Below are entries. Pull out all lines containing "Office".

───── Material to process ─────

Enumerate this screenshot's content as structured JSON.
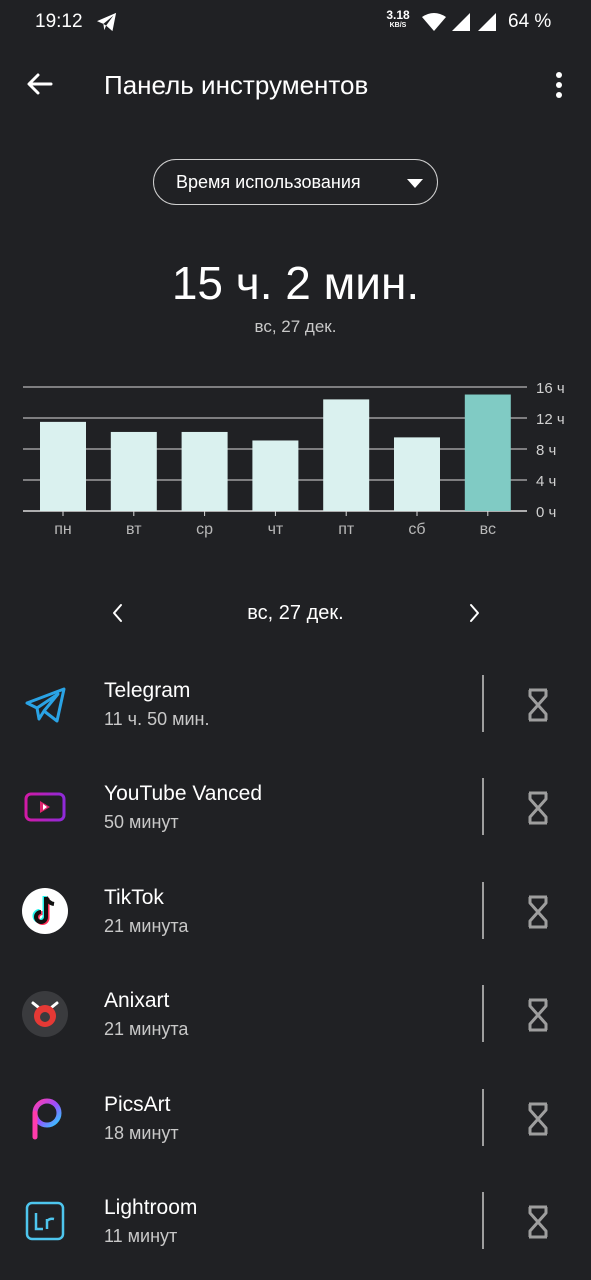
{
  "status_bar": {
    "time": "19:12",
    "net_speed_value": "3.18",
    "net_speed_unit": "KB/S",
    "battery": "64 %"
  },
  "app_bar": {
    "title": "Панель инструментов",
    "back_icon": "arrow-left-icon",
    "menu_icon": "more-vert-icon"
  },
  "metric_selector": {
    "selected": "Время использования"
  },
  "summary": {
    "total": "15 ч. 2 мин.",
    "date": "вс, 27 дек."
  },
  "chart_data": {
    "type": "bar",
    "categories": [
      "пн",
      "вт",
      "ср",
      "чт",
      "пт",
      "сб",
      "вс"
    ],
    "values": [
      11.5,
      10.2,
      10.2,
      9.1,
      14.4,
      9.5,
      15.03
    ],
    "selected_index": 6,
    "y_ticks": [
      "16 ч",
      "12 ч",
      "8 ч",
      "4 ч",
      "0 ч"
    ],
    "ylim": [
      0,
      16
    ],
    "grid": true,
    "colors": {
      "bar": "#daf1ef",
      "selected": "#80cbc4",
      "grid": "#dcdcdc"
    }
  },
  "day_nav": {
    "date": "вс, 27 дек."
  },
  "apps": [
    {
      "name": "Telegram",
      "time": "11 ч. 50 мин.",
      "icon": "telegram-icon"
    },
    {
      "name": "YouTube Vanced",
      "time": "50 минут",
      "icon": "youtube-vanced-icon"
    },
    {
      "name": "TikTok",
      "time": "21 минута",
      "icon": "tiktok-icon"
    },
    {
      "name": "Anixart",
      "time": "21 минута",
      "icon": "anixart-icon"
    },
    {
      "name": "PicsArt",
      "time": "18 минут",
      "icon": "picsart-icon"
    },
    {
      "name": "Lightroom",
      "time": "11 минут",
      "icon": "lightroom-icon"
    }
  ]
}
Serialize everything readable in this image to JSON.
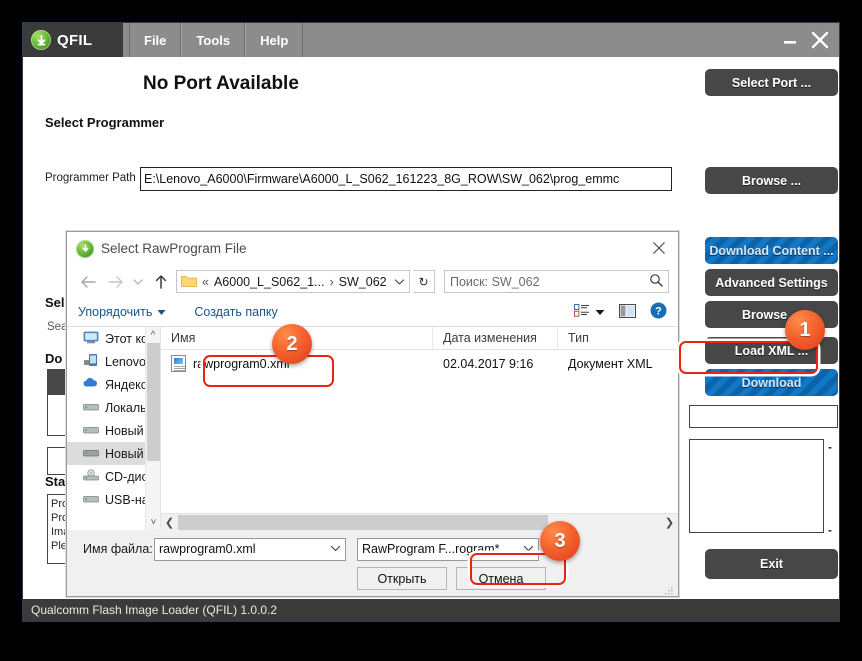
{
  "window": {
    "app_name": "QFIL",
    "menu": [
      "File",
      "Tools",
      "Help"
    ],
    "minimize_label": "Minimize",
    "close_label": "Close",
    "statusbar": "Qualcomm Flash Image Loader (QFIL)  1.0.0.2"
  },
  "main": {
    "port_status": "No Port Available",
    "select_port_button": "Select Port ...",
    "select_programmer_label": "Select Programmer",
    "programmer_path_label": "Programmer Path",
    "programmer_path_value": "E:\\Lenovo_A6000\\Firmware\\A6000_L_S062_161223_8G_ROW\\SW_062\\prog_emmc",
    "browse_button_1": "Browse ...",
    "download_content_button": "Download Content ...",
    "advanced_settings_button": "Advanced Settings",
    "browse_button_2": "Browse ...",
    "load_xml_button": "Load XML ...",
    "download_button": "Download",
    "exit_button": "Exit",
    "select_build_label": "Sel",
    "search_path_label": "Sea",
    "download_section_label": "Do",
    "status_label": "Sta",
    "status_lines": [
      "Prog",
      "Prog",
      "Imag",
      "Plea"
    ],
    "dash_1": "-",
    "dash_2": "-"
  },
  "dialog": {
    "title": "Select RawProgram File",
    "close_label": "Close",
    "nav": {
      "back": "Back",
      "forward": "Forward",
      "recent": "Recent locations",
      "up": "Up one level",
      "crumb_sep": "«",
      "crumb_parent": "A6000_L_S062_1...",
      "crumb_arrow": "›",
      "crumb_current": "SW_062",
      "crumb_dropdown": "∨",
      "refresh": "↻",
      "search_placeholder": "Поиск: SW_062",
      "search_value": "",
      "search_icon": "search-icon"
    },
    "toolbar": {
      "organize": "Упорядочить",
      "new_folder": "Создать папку",
      "view_label": "view-options",
      "preview_label": "preview-pane",
      "help_label": "?"
    },
    "sidebar": [
      {
        "label": "Этот комп",
        "icon": "computer-icon",
        "selected": false
      },
      {
        "label": "Lenovo A",
        "icon": "phone-icon",
        "selected": false
      },
      {
        "label": "Яндекс.Д",
        "icon": "cloud-icon",
        "selected": false
      },
      {
        "label": "Локальны",
        "icon": "drive-icon",
        "selected": false
      },
      {
        "label": "Новый то",
        "icon": "drive-icon",
        "selected": false
      },
      {
        "label": "Новый то",
        "icon": "drive-icon",
        "selected": true
      },
      {
        "label": "CD-диско",
        "icon": "cd-drive-icon",
        "selected": false
      },
      {
        "label": "USB-нако",
        "icon": "drive-icon",
        "selected": false
      }
    ],
    "columns": [
      "Имя",
      "Дата изменения",
      "Тип"
    ],
    "files": [
      {
        "name": "rawprogram0.xml",
        "modified": "02.04.2017 9:16",
        "type": "Документ XML",
        "icon": "xml-file-icon"
      }
    ],
    "footer": {
      "filename_label": "Имя файла:",
      "filename_value": "rawprogram0.xml",
      "filetype_value": "RawProgram F...rogram*",
      "open_button": "Открыть",
      "cancel_button": "Отмена"
    }
  },
  "annotations": {
    "badges": [
      {
        "number": "1",
        "target": "load-xml-button"
      },
      {
        "number": "2",
        "target": "file-row-rawprogram0"
      },
      {
        "number": "3",
        "target": "open-button"
      }
    ],
    "highlight_color": "#ee2211",
    "badge_color": "#f4622d"
  }
}
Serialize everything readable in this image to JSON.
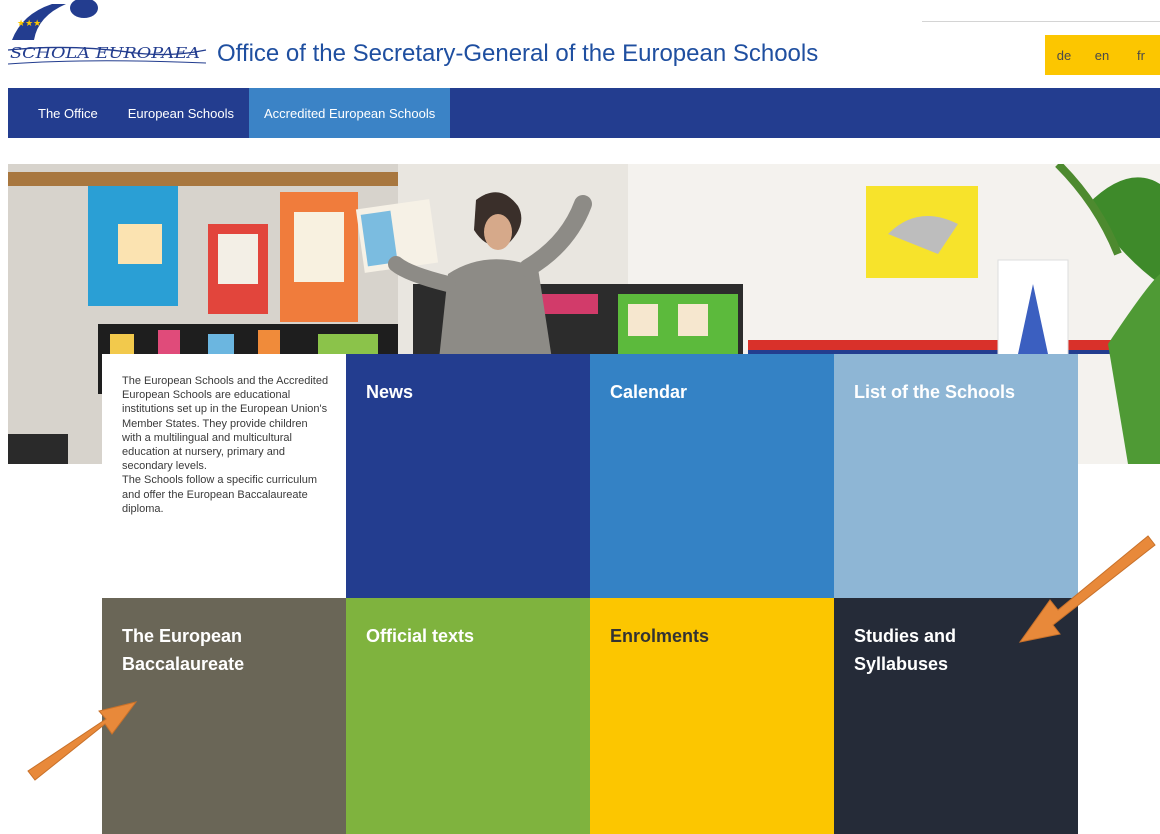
{
  "header": {
    "title": "Office of the Secretary-General of the European Schools",
    "logo_text": "SCHOLA EUROPAEA"
  },
  "languages": [
    "de",
    "en",
    "fr"
  ],
  "nav": {
    "items": [
      "The Office",
      "European Schools",
      "Accredited European Schools"
    ],
    "active": "Accredited European Schools"
  },
  "intro": {
    "paragraph1": "The European Schools and the Accredited European Schools are educational institutions set up in the European Union's Member States. They provide children with a multilingual and multicultural education at nursery, primary and secondary levels.",
    "paragraph2": "The Schools follow a specific curriculum and offer the European Baccalaureate diploma."
  },
  "tiles": [
    {
      "label": "News",
      "color": "#233d8f"
    },
    {
      "label": "Calendar",
      "color": "#3482c5"
    },
    {
      "label": "List of the Schools",
      "color": "#8eb6d5"
    },
    {
      "label": "The European\nBaccalaureate",
      "color": "#6a6657"
    },
    {
      "label": "Official texts",
      "color": "#7fb33e"
    },
    {
      "label": "Enrolments",
      "color": "#fcc600",
      "text_color": "#333333"
    },
    {
      "label": "Studies and\nSyllabuses",
      "color": "#252b38"
    }
  ],
  "colors": {
    "nav_bg": "#233d8f",
    "nav_active": "#3b83c6",
    "lang_bg": "#fcc600",
    "title_blue": "#1f4fa0",
    "annotation_arrow": "#e8893a"
  }
}
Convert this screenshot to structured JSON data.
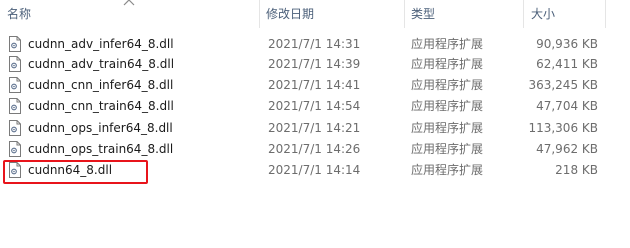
{
  "columns": {
    "name": "名称",
    "date": "修改日期",
    "type": "类型",
    "size": "大小"
  },
  "files": [
    {
      "name": "cudnn_adv_infer64_8.dll",
      "date": "2021/7/1 14:31",
      "type": "应用程序扩展",
      "size": "90,936 KB"
    },
    {
      "name": "cudnn_adv_train64_8.dll",
      "date": "2021/7/1 14:39",
      "type": "应用程序扩展",
      "size": "62,411 KB"
    },
    {
      "name": "cudnn_cnn_infer64_8.dll",
      "date": "2021/7/1 14:41",
      "type": "应用程序扩展",
      "size": "363,245 KB"
    },
    {
      "name": "cudnn_cnn_train64_8.dll",
      "date": "2021/7/1 14:54",
      "type": "应用程序扩展",
      "size": "47,704 KB"
    },
    {
      "name": "cudnn_ops_infer64_8.dll",
      "date": "2021/7/1 14:21",
      "type": "应用程序扩展",
      "size": "113,306 KB"
    },
    {
      "name": "cudnn_ops_train64_8.dll",
      "date": "2021/7/1 14:26",
      "type": "应用程序扩展",
      "size": "47,962 KB"
    },
    {
      "name": "cudnn64_8.dll",
      "date": "2021/7/1 14:14",
      "type": "应用程序扩展",
      "size": "218 KB"
    }
  ],
  "icons": {
    "file": "dll-file-icon",
    "sort": "sort-ascending-icon"
  },
  "colors": {
    "highlight": "#e8141b",
    "header_text": "#4c607a",
    "secondary_text": "#6d6d6d"
  }
}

─────

Task output -
    "title": "Office of the Secretary-General of the European Schools",
      "The Office",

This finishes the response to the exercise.